• **Listed records**:
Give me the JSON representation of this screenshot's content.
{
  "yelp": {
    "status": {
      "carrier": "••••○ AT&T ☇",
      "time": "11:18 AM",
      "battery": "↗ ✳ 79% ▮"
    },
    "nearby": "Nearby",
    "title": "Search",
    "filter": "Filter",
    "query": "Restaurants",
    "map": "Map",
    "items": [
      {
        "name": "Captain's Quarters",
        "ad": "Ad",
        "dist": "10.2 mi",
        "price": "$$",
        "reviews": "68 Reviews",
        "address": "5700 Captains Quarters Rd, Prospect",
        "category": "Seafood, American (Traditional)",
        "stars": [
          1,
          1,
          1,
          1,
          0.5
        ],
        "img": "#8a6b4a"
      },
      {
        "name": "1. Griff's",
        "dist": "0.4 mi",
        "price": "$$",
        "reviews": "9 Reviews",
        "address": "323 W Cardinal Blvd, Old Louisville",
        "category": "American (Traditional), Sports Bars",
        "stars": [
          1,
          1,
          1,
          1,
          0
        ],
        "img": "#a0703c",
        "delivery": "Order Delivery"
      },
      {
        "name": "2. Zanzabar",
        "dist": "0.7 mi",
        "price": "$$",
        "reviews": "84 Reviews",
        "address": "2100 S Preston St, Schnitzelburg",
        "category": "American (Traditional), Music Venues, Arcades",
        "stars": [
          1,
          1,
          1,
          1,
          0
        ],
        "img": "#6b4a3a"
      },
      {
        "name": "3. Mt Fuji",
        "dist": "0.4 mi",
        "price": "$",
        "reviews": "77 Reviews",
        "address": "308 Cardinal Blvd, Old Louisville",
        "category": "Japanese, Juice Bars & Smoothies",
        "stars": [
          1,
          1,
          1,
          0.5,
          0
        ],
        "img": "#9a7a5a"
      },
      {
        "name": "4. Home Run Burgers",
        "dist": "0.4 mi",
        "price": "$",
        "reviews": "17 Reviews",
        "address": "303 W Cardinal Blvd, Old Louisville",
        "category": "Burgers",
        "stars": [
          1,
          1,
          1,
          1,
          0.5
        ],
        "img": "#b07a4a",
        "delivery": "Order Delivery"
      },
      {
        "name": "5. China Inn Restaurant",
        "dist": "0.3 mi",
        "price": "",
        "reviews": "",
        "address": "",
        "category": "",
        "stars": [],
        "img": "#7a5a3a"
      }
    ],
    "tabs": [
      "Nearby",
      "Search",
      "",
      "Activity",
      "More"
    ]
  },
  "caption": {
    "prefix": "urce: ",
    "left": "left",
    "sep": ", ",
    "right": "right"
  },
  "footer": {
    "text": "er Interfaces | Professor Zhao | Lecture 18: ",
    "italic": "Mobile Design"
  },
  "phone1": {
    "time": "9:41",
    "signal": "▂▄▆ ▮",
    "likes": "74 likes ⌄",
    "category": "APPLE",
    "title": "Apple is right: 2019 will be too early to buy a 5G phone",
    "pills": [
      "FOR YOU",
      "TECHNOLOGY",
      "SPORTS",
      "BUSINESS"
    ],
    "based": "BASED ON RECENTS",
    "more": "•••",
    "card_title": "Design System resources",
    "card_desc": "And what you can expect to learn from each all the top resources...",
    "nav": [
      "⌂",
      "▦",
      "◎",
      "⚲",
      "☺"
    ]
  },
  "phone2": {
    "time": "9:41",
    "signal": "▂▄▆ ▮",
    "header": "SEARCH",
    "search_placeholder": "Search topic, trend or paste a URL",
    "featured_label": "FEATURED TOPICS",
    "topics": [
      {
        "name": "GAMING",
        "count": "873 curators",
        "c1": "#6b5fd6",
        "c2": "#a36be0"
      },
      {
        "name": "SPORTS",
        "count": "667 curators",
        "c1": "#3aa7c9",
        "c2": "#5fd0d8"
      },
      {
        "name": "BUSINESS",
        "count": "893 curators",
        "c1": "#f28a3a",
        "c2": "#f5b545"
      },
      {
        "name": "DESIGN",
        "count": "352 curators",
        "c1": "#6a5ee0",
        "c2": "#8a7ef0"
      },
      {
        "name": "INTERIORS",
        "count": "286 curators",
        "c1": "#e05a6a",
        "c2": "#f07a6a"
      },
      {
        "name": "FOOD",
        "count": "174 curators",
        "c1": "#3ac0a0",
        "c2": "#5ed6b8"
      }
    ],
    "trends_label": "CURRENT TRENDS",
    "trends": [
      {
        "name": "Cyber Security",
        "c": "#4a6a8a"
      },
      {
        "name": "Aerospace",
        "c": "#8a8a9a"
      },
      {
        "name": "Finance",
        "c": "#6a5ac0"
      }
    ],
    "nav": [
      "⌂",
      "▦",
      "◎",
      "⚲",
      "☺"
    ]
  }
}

• **Exercise requirements**: Restate the data above exactly, keeping each word as it stands.

• **Solution**:
Give me the JSON representation of this screenshot's content.
{
  "yelp": {
    "status": {
      "carrier": "••••○ AT&T ☇",
      "time": "11:18 AM",
      "battery": "↗ ✳ 79% ▮"
    },
    "nearby": "Nearby",
    "title": "Search",
    "filter": "Filter",
    "query": "Restaurants",
    "map": "Map",
    "items": [
      {
        "name": "Captain's Quarters",
        "ad": "Ad",
        "dist": "10.2 mi",
        "price": "$$",
        "reviews": "68 Reviews",
        "address": "5700 Captains Quarters Rd, Prospect",
        "category": "Seafood, American (Traditional)",
        "stars": [
          1,
          1,
          1,
          1,
          0.5
        ],
        "img": "#8a6b4a"
      },
      {
        "name": "1. Griff's",
        "dist": "0.4 mi",
        "price": "$$",
        "reviews": "9 Reviews",
        "address": "323 W Cardinal Blvd, Old Louisville",
        "category": "American (Traditional), Sports Bars",
        "stars": [
          1,
          1,
          1,
          1,
          0
        ],
        "img": "#a0703c",
        "delivery": "Order Delivery"
      },
      {
        "name": "2. Zanzabar",
        "dist": "0.7 mi",
        "price": "$$",
        "reviews": "84 Reviews",
        "address": "2100 S Preston St, Schnitzelburg",
        "category": "American (Traditional), Music Venues, Arcades",
        "stars": [
          1,
          1,
          1,
          1,
          0
        ],
        "img": "#6b4a3a"
      },
      {
        "name": "3. Mt Fuji",
        "dist": "0.4 mi",
        "price": "$",
        "reviews": "77 Reviews",
        "address": "308 Cardinal Blvd, Old Louisville",
        "category": "Japanese, Juice Bars & Smoothies",
        "stars": [
          1,
          1,
          1,
          0.5,
          0
        ],
        "img": "#9a7a5a"
      },
      {
        "name": "4. Home Run Burgers",
        "dist": "0.4 mi",
        "price": "$",
        "reviews": "17 Reviews",
        "address": "303 W Cardinal Blvd, Old Louisville",
        "category": "Burgers",
        "stars": [
          1,
          1,
          1,
          1,
          0.5
        ],
        "img": "#b07a4a",
        "delivery": "Order Delivery"
      },
      {
        "name": "5. China Inn Restaurant",
        "dist": "0.3 mi",
        "price": "",
        "reviews": "",
        "address": "",
        "category": "",
        "stars": [],
        "img": "#7a5a3a"
      }
    ],
    "tabs": [
      "Nearby",
      "Search",
      "",
      "Activity",
      "More"
    ]
  },
  "caption": {
    "prefix": "urce: ",
    "left": "left",
    "sep": ", ",
    "right": "right"
  },
  "footer": {
    "text": "er Interfaces | Professor Zhao | Lecture 18: ",
    "italic": "Mobile Design"
  },
  "phone1": {
    "time": "9:41",
    "signal": "▂▄▆ ▮",
    "likes": "74 likes ⌄",
    "category": "APPLE",
    "title": "Apple is right: 2019 will be too early to buy a 5G phone",
    "pills": [
      "FOR YOU",
      "TECHNOLOGY",
      "SPORTS",
      "BUSINESS"
    ],
    "based": "BASED ON RECENTS",
    "more": "•••",
    "card_title": "Design System resources",
    "card_desc": "And what you can expect to learn from each all the top resources...",
    "nav": [
      "⌂",
      "▦",
      "◎",
      "⚲",
      "☺"
    ]
  },
  "phone2": {
    "time": "9:41",
    "signal": "▂▄▆ ▮",
    "header": "SEARCH",
    "search_placeholder": "Search topic, trend or paste a URL",
    "featured_label": "FEATURED TOPICS",
    "topics": [
      {
        "name": "GAMING",
        "count": "873 curators",
        "c1": "#6b5fd6",
        "c2": "#a36be0"
      },
      {
        "name": "SPORTS",
        "count": "667 curators",
        "c1": "#3aa7c9",
        "c2": "#5fd0d8"
      },
      {
        "name": "BUSINESS",
        "count": "893 curators",
        "c1": "#f28a3a",
        "c2": "#f5b545"
      },
      {
        "name": "DESIGN",
        "count": "352 curators",
        "c1": "#6a5ee0",
        "c2": "#8a7ef0"
      },
      {
        "name": "INTERIORS",
        "count": "286 curators",
        "c1": "#e05a6a",
        "c2": "#f07a6a"
      },
      {
        "name": "FOOD",
        "count": "174 curators",
        "c1": "#3ac0a0",
        "c2": "#5ed6b8"
      }
    ],
    "trends_label": "CURRENT TRENDS",
    "trends": [
      {
        "name": "Cyber Security",
        "c": "#4a6a8a"
      },
      {
        "name": "Aerospace",
        "c": "#8a8a9a"
      },
      {
        "name": "Finance",
        "c": "#6a5ac0"
      }
    ],
    "nav": [
      "⌂",
      "▦",
      "◎",
      "⚲",
      "☺"
    ]
  }
}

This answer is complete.